§ Problem description
Give the number of lines containing "JSON" in this listing, with no other words.

§ Data shown

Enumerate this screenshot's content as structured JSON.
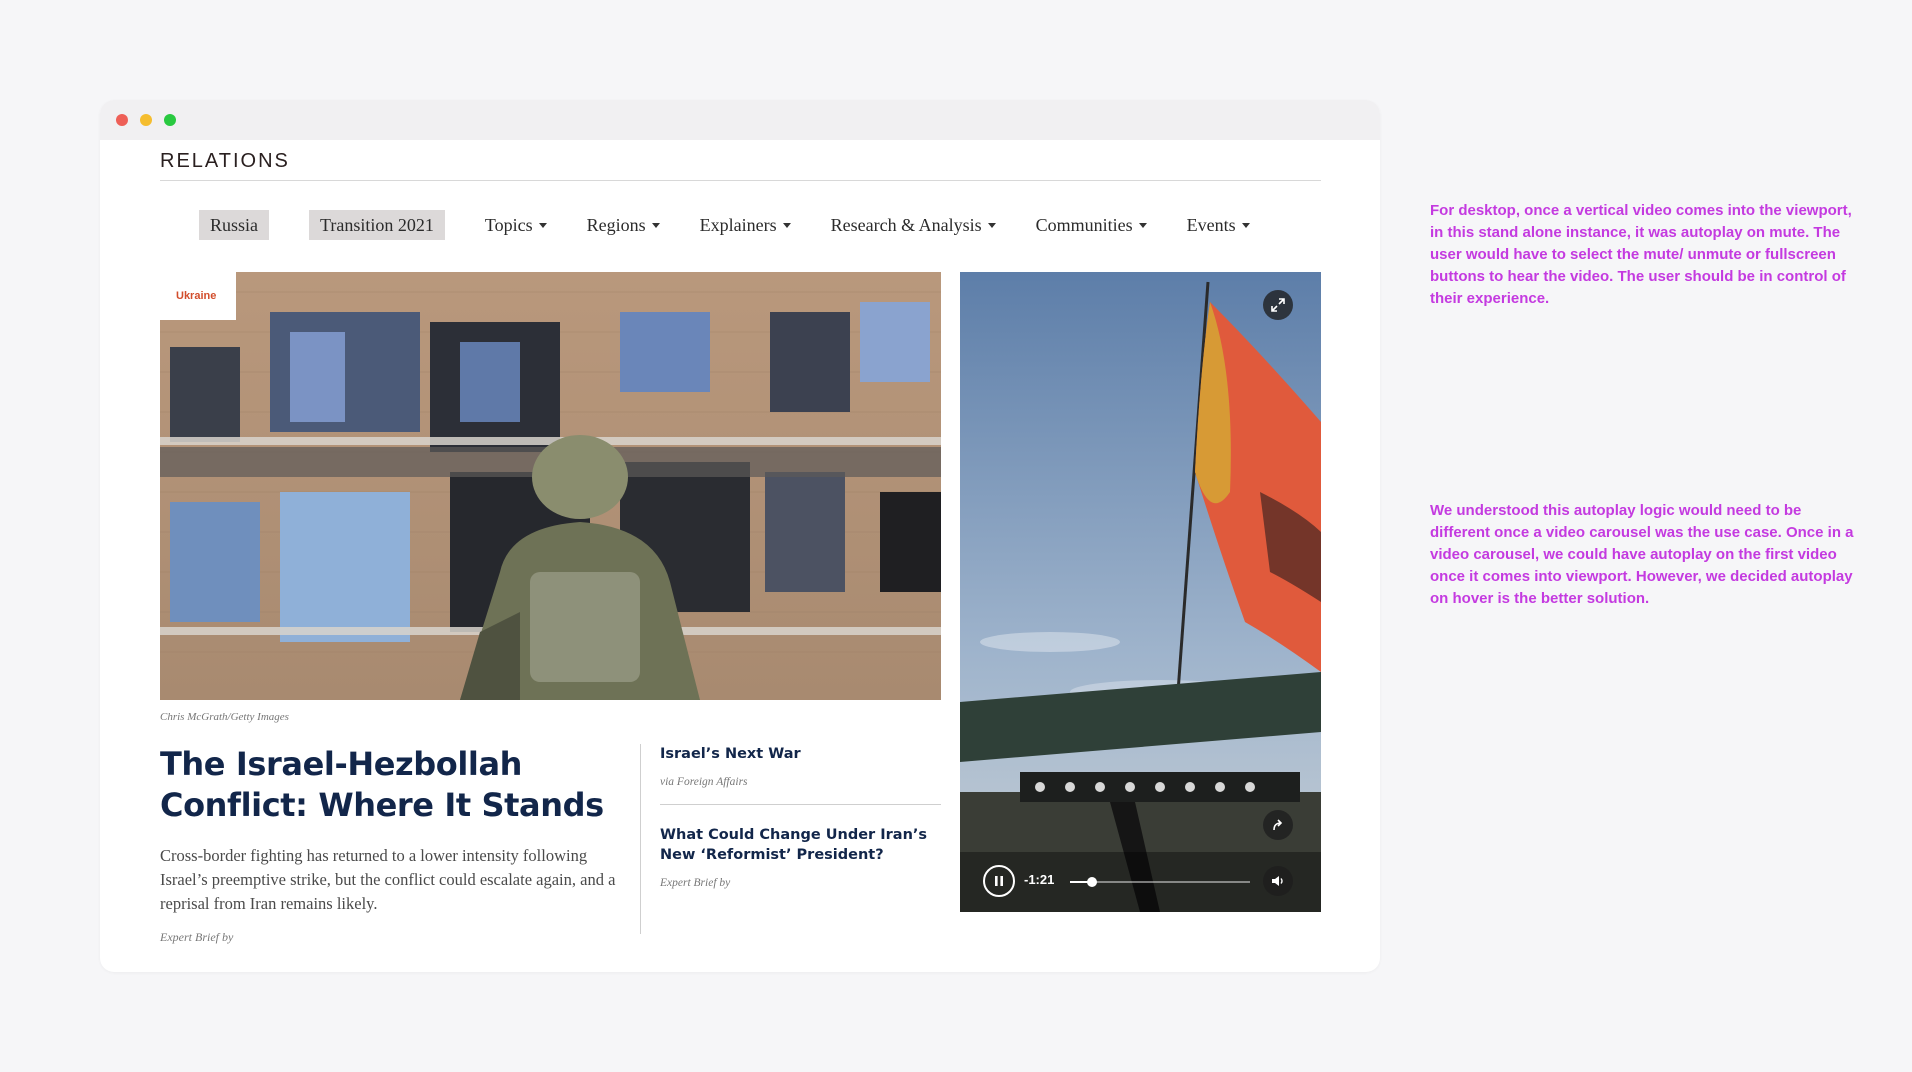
{
  "site": {
    "logo": "RELATIONS"
  },
  "nav": {
    "pills": [
      "Russia",
      "Transition 2021"
    ],
    "menus": [
      "Topics",
      "Regions",
      "Explainers",
      "Research & Analysis",
      "Communities",
      "Events"
    ]
  },
  "hero": {
    "tag": "Ukraine",
    "credit": "Chris McGrath/Getty Images"
  },
  "main_story": {
    "headline": "The Israel-Hezbollah Conflict: Where It Stands",
    "dek": "Cross-border fighting has returned to a lower intensity following Israel’s preemptive strike, but the conflict could escalate again, and a reprisal from Iran remains likely.",
    "byline": "Expert Brief by"
  },
  "side_stories": [
    {
      "title": "Israel’s Next War",
      "via": "via Foreign Affairs"
    },
    {
      "title": "What Could Change Under Iran’s New ‘Reformist’ President?",
      "via": "Expert Brief by"
    }
  ],
  "video": {
    "time_remaining": "-1:21",
    "progress": 0.12,
    "icons": [
      "fullscreen-icon",
      "share-icon",
      "pause-icon",
      "volume-icon"
    ]
  },
  "annotations": [
    "For desktop, once a vertical video comes into the viewport, in this stand alone instance, it was autoplay on mute. The user would have to select the mute/ unmute or fullscreen buttons to hear the video. The user should be in control of their experience.",
    "We understood this autoplay logic would need to be different once a video carousel was the use case. Once in a video carousel, we could have autoplay on the first video once it comes into viewport. However, we decided autoplay on hover is the better solution."
  ],
  "colors": {
    "headline": "#12264a",
    "tag": "#d24e2c",
    "annotation": "#c43ae0",
    "pill_bg": "#dcd9d9"
  }
}
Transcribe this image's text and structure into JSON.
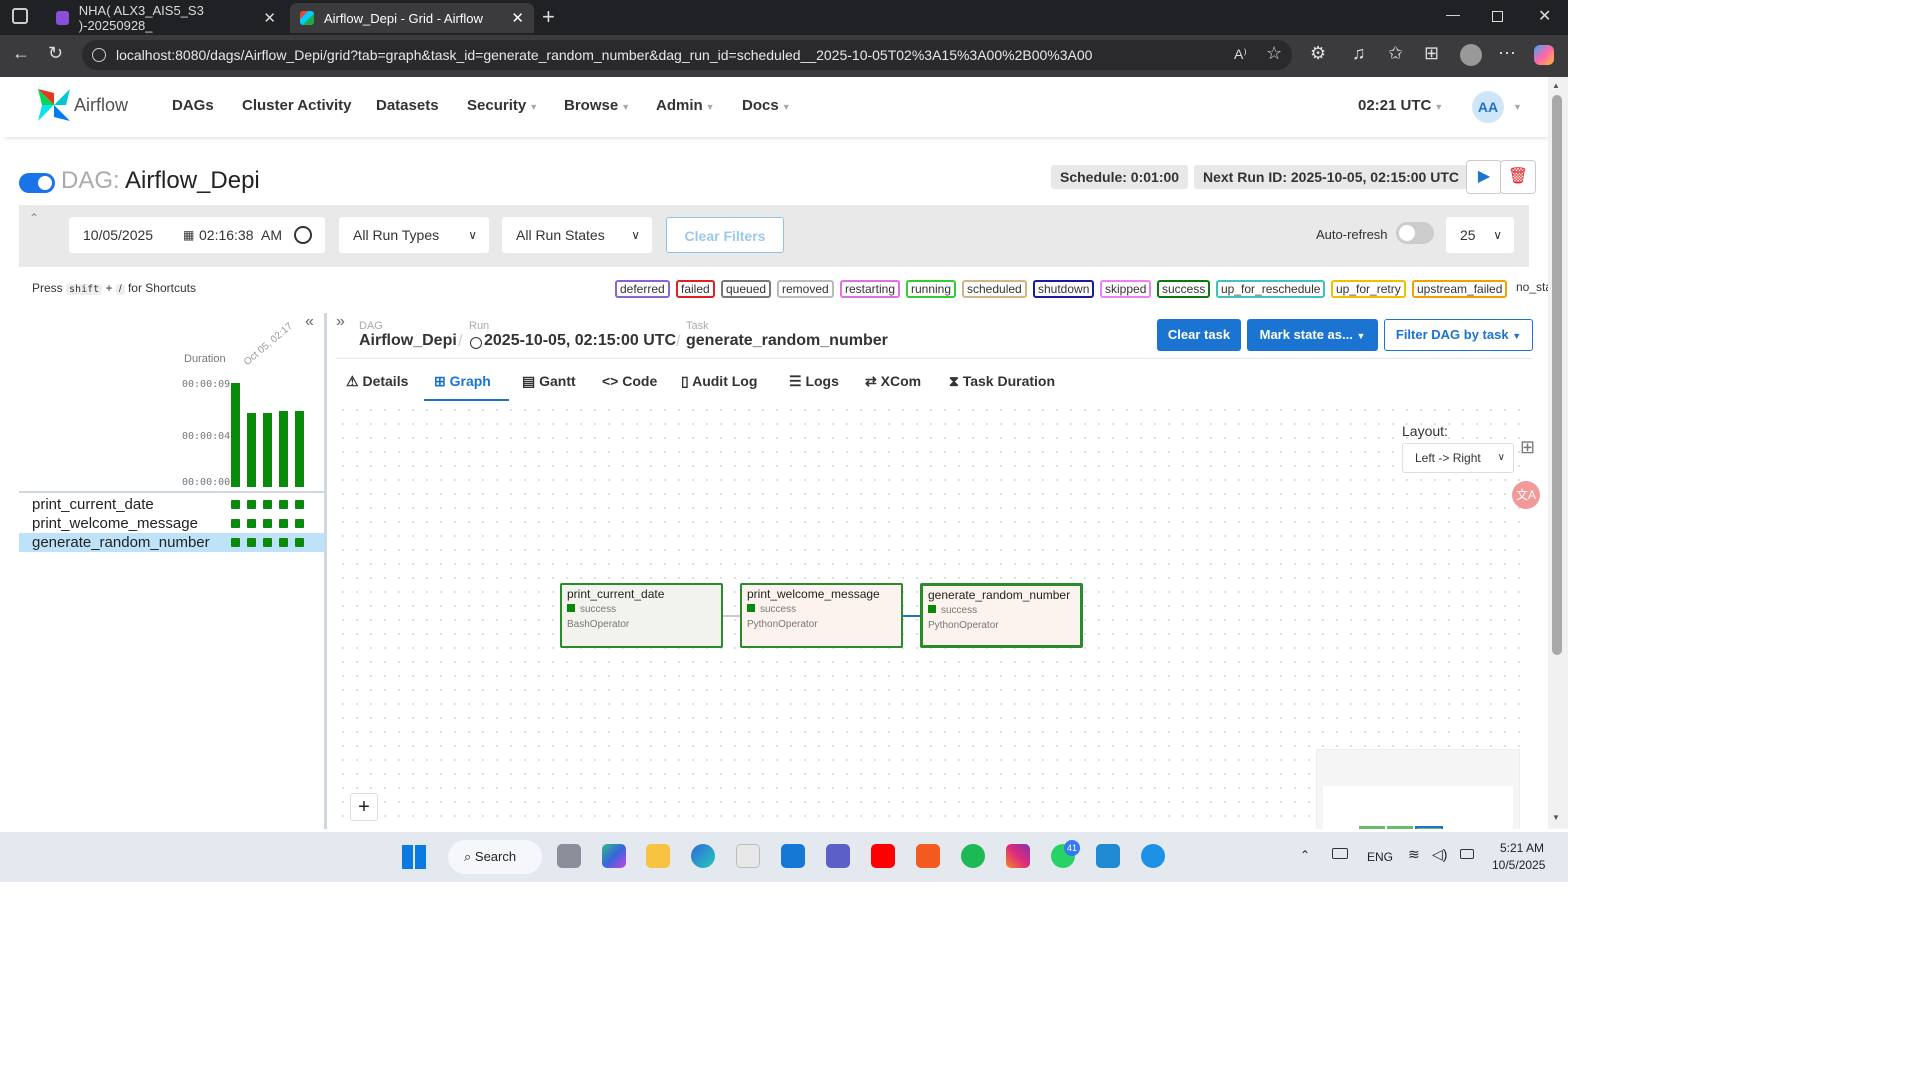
{
  "browser": {
    "tabs": [
      {
        "title": "NHA( ALX3_AIS5_S3 )-20250928_"
      },
      {
        "title": "Airflow_Depi - Grid - Airflow"
      }
    ],
    "url": "localhost:8080/dags/Airflow_Depi/grid?tab=graph&task_id=generate_random_number&dag_run_id=scheduled__2025-10-05T02%3A15%3A00%2B00%3A00"
  },
  "navbar": {
    "brand": "Airflow",
    "items": [
      "DAGs",
      "Cluster Activity",
      "Datasets",
      "Security",
      "Browse",
      "Admin",
      "Docs"
    ],
    "time": "02:21 UTC",
    "avatar": "AA"
  },
  "dag": {
    "prefix": "DAG:",
    "name": "Airflow_Depi",
    "schedule": "Schedule: 0:01:00",
    "next_run": "Next Run ID: 2025-10-05, 02:15:00 UTC"
  },
  "filters": {
    "date": "10/05/2025",
    "time": "02:16:38",
    "ampm": "AM",
    "run_types": "All Run Types",
    "run_states": "All Run States",
    "clear": "Clear Filters",
    "autorefresh": "Auto-refresh",
    "page_size": "25"
  },
  "shortcuts": {
    "press": "Press",
    "shift": "shift",
    "plus": "+",
    "slash": "/",
    "suffix": "for Shortcuts"
  },
  "legend": [
    {
      "label": "deferred",
      "color": "#8a63d2"
    },
    {
      "label": "failed",
      "color": "#e02020"
    },
    {
      "label": "queued",
      "color": "#777777"
    },
    {
      "label": "removed",
      "color": "#bbbbbb"
    },
    {
      "label": "restarting",
      "color": "#e070e0"
    },
    {
      "label": "running",
      "color": "#33cc33"
    },
    {
      "label": "scheduled",
      "color": "#d2b48c"
    },
    {
      "label": "shutdown",
      "color": "#1a1aa0"
    },
    {
      "label": "skipped",
      "color": "#f080f0"
    },
    {
      "label": "success",
      "color": "#0a7a0a"
    },
    {
      "label": "up_for_reschedule",
      "color": "#40c0c0"
    },
    {
      "label": "up_for_retry",
      "color": "#f0c000"
    },
    {
      "label": "upstream_failed",
      "color": "#f0a000"
    },
    {
      "label": "no_status",
      "color": "transparent"
    }
  ],
  "grid": {
    "duration_label": "Duration",
    "run_label": "Oct 05, 02:17",
    "y_ticks": [
      "00:00:09",
      "00:00:04",
      "00:00:00"
    ],
    "durations_sec": [
      9,
      6.4,
      6.4,
      6.6,
      6.6
    ],
    "tasks": [
      "print_current_date",
      "print_welcome_message",
      "generate_random_number"
    ]
  },
  "breadcrumb": {
    "dag_label": "DAG",
    "dag": "Airflow_Depi",
    "run_label": "Run",
    "run": "2025-10-05, 02:15:00 UTC",
    "task_label": "Task",
    "task": "generate_random_number"
  },
  "actions": {
    "clear_task": "Clear task",
    "mark_state": "Mark state as...",
    "filter_dag": "Filter DAG by task"
  },
  "tabs": [
    "Details",
    "Graph",
    "Gantt",
    "Code",
    "Audit Log",
    "Logs",
    "XCom",
    "Task Duration"
  ],
  "layout": {
    "label": "Layout:",
    "value": "Left -> Right"
  },
  "nodes": [
    {
      "name": "print_current_date",
      "state": "success",
      "operator": "BashOperator"
    },
    {
      "name": "print_welcome_message",
      "state": "success",
      "operator": "PythonOperator"
    },
    {
      "name": "generate_random_number",
      "state": "success",
      "operator": "PythonOperator"
    }
  ],
  "taskbar": {
    "search": "Search",
    "lang": "ENG",
    "time": "5:21 AM",
    "date": "10/5/2025",
    "badge": "41"
  }
}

§ Full response
2